FONTE —
'''

Per quanto riguarda il 2023 si è partiti abbastanza bene, la difficoltà di reperimento e l’aumento spropositato dei prezzi delle materie prime (anche oltre il 100% su alcune tipologie di bottiglie) e dei costi energetici hanno rappresentato la parte meno positiva del 2022.

I listini sono ulteriormente aumentati nel 2023 e questo ha comportato anche l’aumento dei prezzi dei nostri prodotti a scaffale. Nei mercati esteri gli aumenti dei prezzi si sentono maggiormente, alcuni clienti hanno già manifestato dei cali nelle vendite, ora bisogna vedere se si tratta di una situazione temporanea o se proseguirà per il resto dell’anno.

Il vostro mercato export pesa per un terzo del vostro fatturato, quali sono i mercati target su cui concentrerete i vostri sforzi quest’anno?

Circa un terzo del nostro prodotto viene esportato verso i principali mercati della Comunità europea e nel Regno Unito, siamo presenti in tutti i mercati che contano. L’obiettivo per il 2023 è il mercato del Nord America, finora con le nostre denominazioni non siamo riusciti a mettere a segno delle performance in linea con i nostri obiettivi. Partiamo dalle coste per andare negli Stati più interni, da Chicago fino al Texas, chiaramente qui c’è la necessità di comunicare le nostre molteplici denominazioni e presenziare i mercati con un lavoro di comunicazione importante.

Abbiamo un importatore ma ne stiamo cercando altri e può darsi che in futuro si inserisca anche un brand ambassador perché serve anche una forte presenza sul territorio.

Vinitaly è terminato da poco, quali sono stati i vostri obiettivi per questo evento?

Ci siamo preparati bene, al Vinitaly si vanno a concludere rapporti creati in precedenza, si cerca di allargare il portfolio, proporre e assaggiare le nuove annate con importatori e clienti. L’obiettivo principale è stato quello di trasmettere la nostra riorganizzazione strategica, ovviamente ne abbiamo già parlato con i nostri clienti perché lo trasferiscano a loro volta. Gli altri obiettivi sono stati acquisire nuovi clienti e allargare il portfolio su quelli consolidati.

Maximilian I è il nostro brand in GDO, da un anno abbiamo una partnership con l’AC Monza e allo scorso Vinitaly abbiamo dedicato un’area dello stand a questa collaborazione che si sta rivelando fruttuosa.

Ad oggi Maximilian è il nostro brand più forte, in GDO muoviamo circa 3 milioni di bottiglie, la referenza principale è il Müller Thurgau Durello, a seguire il Blanc de Blancs, il Garda DOC. Fino adesso era un progetto dedicato al mercato nazionale, dopo il rebranding ci siamo rivolti anche all’estero.

'''

RECORD FORNITI —
'''

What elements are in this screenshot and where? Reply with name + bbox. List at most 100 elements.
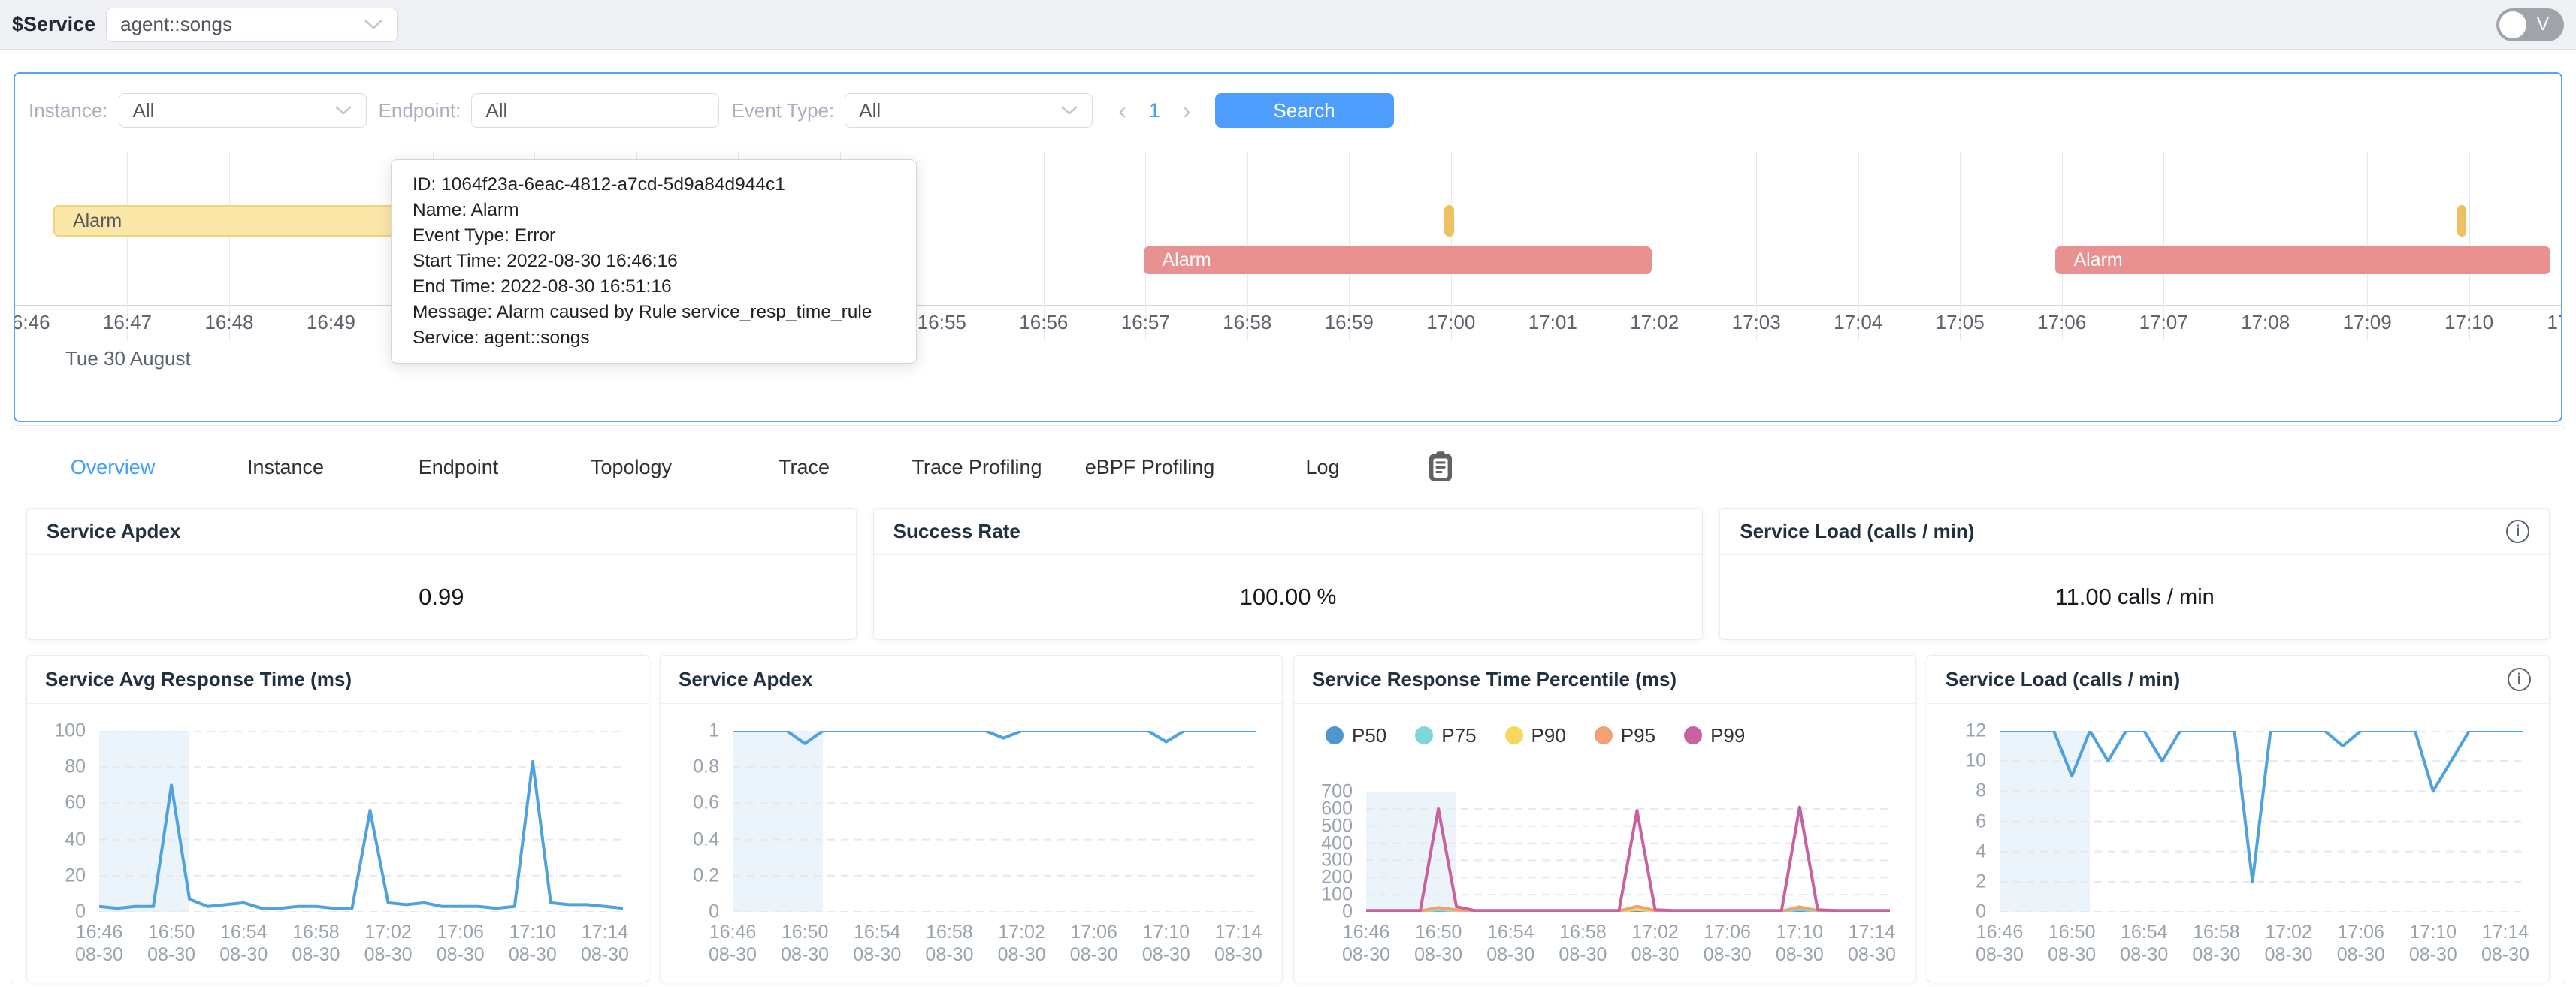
x-axis-label: 16:5008-30 — [147, 921, 195, 966]
event-type-filter-select[interactable]: All — [845, 93, 1093, 128]
chart-card-service-apdex: Service Apdex00.20.40.60.8116:4608-3016:… — [660, 655, 1283, 982]
info-icon[interactable]: i — [2508, 668, 2531, 691]
timeline-axis-label: 17:03 — [1732, 311, 1781, 334]
y-axis-label: 1 — [709, 720, 719, 742]
x-axis-labels: 16:4608-3016:5008-3016:5408-3016:5808-30… — [2000, 921, 2523, 970]
timeline-axis-label: 17:06 — [2037, 311, 2086, 334]
timeline-axis-label: 16:47 — [103, 311, 152, 334]
search-button[interactable]: Search — [1215, 93, 1394, 128]
y-axis-label: 12 — [1965, 720, 1986, 742]
topbar: $Service agent::songs V — [0, 0, 2576, 50]
legend-dot-icon — [1415, 726, 1433, 744]
timeline-axis-label: 16:48 — [204, 311, 253, 334]
tooltip-line: Name: Alarm — [413, 198, 895, 223]
x-axis-labels: 16:4608-3016:5008-3016:5408-3016:5808-30… — [733, 921, 1256, 970]
x-axis-label: 16:5408-30 — [853, 921, 901, 966]
prev-page-icon[interactable]: ‹ — [1112, 97, 1132, 125]
tab-log[interactable]: Log — [1236, 456, 1409, 479]
x-axis-label: 17:0608-30 — [1070, 921, 1118, 966]
kpi-unit: calls / min — [2118, 585, 2215, 610]
kpi-title: Service Apdex — [47, 520, 180, 543]
event-list-icon-button[interactable] — [1423, 450, 1459, 485]
x-axis-label: 17:1408-30 — [1848, 921, 1896, 966]
tab-topology[interactable]: Topology — [545, 456, 718, 479]
tabs-container: OverviewInstanceEndpointTopologyTraceTra… — [26, 456, 1409, 479]
tabs-row: OverviewInstanceEndpointTopologyTraceTra… — [11, 426, 2565, 485]
y-axis-label: 8 — [1976, 780, 1986, 802]
legend-label: P99 — [1710, 724, 1745, 747]
x-axis-label: 16:5808-30 — [292, 921, 340, 966]
info-icon[interactable]: i — [2506, 520, 2529, 543]
legend-label: P75 — [1441, 724, 1476, 747]
x-axis-label: 17:0608-30 — [437, 921, 485, 966]
endpoint-filter-input[interactable]: All — [471, 93, 719, 128]
y-axis-label: 80 — [65, 756, 86, 778]
chart-plot: 0100200300400500600700 — [1366, 792, 1890, 912]
event-filter-row: Instance: All Endpoint: All Event Type: … — [27, 93, 2549, 128]
chart-plot: 024681012 — [2000, 731, 2523, 912]
x-axis-label: 17:1008-30 — [1776, 921, 1824, 966]
y-axis-label: 0 — [1976, 901, 1986, 923]
main-panel: OverviewInstanceEndpointTopologyTraceTra… — [11, 425, 2565, 985]
legend-item-p50[interactable]: P50 — [1326, 724, 1386, 747]
tab-trace[interactable]: Trace — [718, 456, 890, 479]
x-axis-label: 16:5808-30 — [1559, 921, 1607, 966]
x-axis-label: 17:0208-30 — [1631, 921, 1680, 966]
x-axis-label: 16:4608-30 — [1976, 921, 2024, 966]
legend-item-p95[interactable]: P95 — [1595, 724, 1655, 747]
chart-legend: P50 P75 P90 P95 P99 — [1326, 719, 1915, 752]
x-axis-label: 16:5008-30 — [1414, 921, 1462, 966]
x-axis-label: 17:0208-30 — [2265, 921, 2313, 966]
instance-filter-value: All — [133, 99, 155, 122]
x-axis-labels: 16:4608-3016:5008-3016:5408-3016:5808-30… — [99, 921, 623, 970]
legend-item-p99[interactable]: P99 — [1684, 724, 1745, 747]
x-axis-labels: 16:4608-3016:5008-3016:5408-3016:5808-30… — [1366, 921, 1890, 970]
next-page-icon[interactable]: › — [1177, 97, 1197, 125]
event-error-bar[interactable]: Alarm — [2055, 246, 2550, 274]
timeline-axis-label: 16:58 — [1223, 311, 1271, 334]
kpi-value: 11.00 — [2055, 584, 2112, 611]
x-axis-label: 16:5408-30 — [1486, 921, 1534, 966]
chart-card-header: Service Avg Response Time (ms) — [27, 656, 649, 704]
instance-filter-label: Instance: — [29, 99, 108, 122]
legend-label: P90 — [1531, 724, 1566, 747]
x-axis-label: 17:0208-30 — [364, 921, 413, 966]
legend-dot-icon — [1505, 726, 1523, 744]
tab-ebpf-profiling[interactable]: eBPF Profiling — [1063, 456, 1236, 479]
instance-filter-select[interactable]: All — [119, 93, 367, 128]
legend-dot-icon — [1684, 726, 1702, 744]
y-axis-label: 10 — [1965, 750, 1986, 772]
tab-instance[interactable]: Instance — [199, 456, 372, 479]
event-tooltip: ID: 1064f23a-6eac-4812-a7cd-5d9a84d944c1… — [391, 159, 917, 364]
y-axis-label: 0.2 — [693, 865, 719, 886]
y-axis-label: 0 — [709, 901, 719, 923]
tab-trace-profiling[interactable]: Trace Profiling — [890, 456, 1063, 479]
service-select[interactable]: agent::songs — [106, 8, 398, 42]
x-axis-label: 17:1408-30 — [1214, 921, 1262, 966]
y-axis-label: 4 — [1976, 841, 1986, 862]
legend-item-p90[interactable]: P90 — [1505, 724, 1566, 747]
page-number[interactable]: 1 — [1149, 99, 1160, 122]
event-warning-tick[interactable] — [1444, 205, 1454, 237]
chart-title: Service Response Time Percentile (ms) — [1312, 668, 1677, 691]
tooltip-line: Start Time: 2022-08-30 16:46:16 — [413, 249, 895, 274]
event-warning-tick[interactable] — [2457, 205, 2467, 237]
tab-endpoint[interactable]: Endpoint — [372, 456, 545, 479]
chart-card-header: Service Apdex — [661, 656, 1282, 704]
chevron-down-icon — [364, 19, 383, 30]
event-error-bar[interactable]: Alarm — [1144, 246, 1651, 274]
x-axis-label: 17:0608-30 — [1704, 921, 1752, 966]
y-axis-label: 20 — [65, 865, 86, 886]
legend-label: P50 — [1352, 724, 1386, 747]
legend-item-p75[interactable]: P75 — [1415, 724, 1476, 747]
toggle-label: V — [2537, 14, 2554, 35]
timeline-axis-label: 16:57 — [1121, 311, 1170, 334]
version-toggle[interactable]: V — [2496, 8, 2564, 41]
timeline-axis-label: 17:05 — [1936, 311, 1985, 334]
x-axis-label: 17:1008-30 — [509, 921, 557, 966]
y-axis-label: 0.6 — [693, 792, 719, 814]
tooltip-line: Event Type: Error — [413, 223, 895, 249]
kpi-row: Service Apdex 0.99 Success Rate 100.00 %… — [11, 508, 2565, 640]
tab-overview[interactable]: Overview — [26, 456, 199, 479]
x-axis-label: 16:5008-30 — [781, 921, 829, 966]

'''

COMPITI SCRITTI —
1. Secondo la fonte, quale mercato è l'obiettivo dell'azienda per il 2023?
2. Restituisci senza modifiche le righe dei record a partire da quella che contiene "x-axis-label: 16:5008-30 — [147, 921, 195, 966]" fino a quella che contiene "y-axis-label: 1 — [709, 720, 719, 742]", entrambe incluse.

RISULTATI —
1. Il mercato del Nord America.

2.
x-axis-label: 16:5008-30 — [147, 921, 195, 966]
event-type-filter-select[interactable]: All — [845, 93, 1093, 128]
chart-card-service-apdex: Service Apdex00.20.40.60.8116:4608-3016:… — [660, 655, 1283, 982]
info-icon[interactable]: i — [2508, 668, 2531, 691]
timeline-axis-label: 17:03 — [1732, 311, 1781, 334]
y-axis-label: 1 — [709, 720, 719, 742]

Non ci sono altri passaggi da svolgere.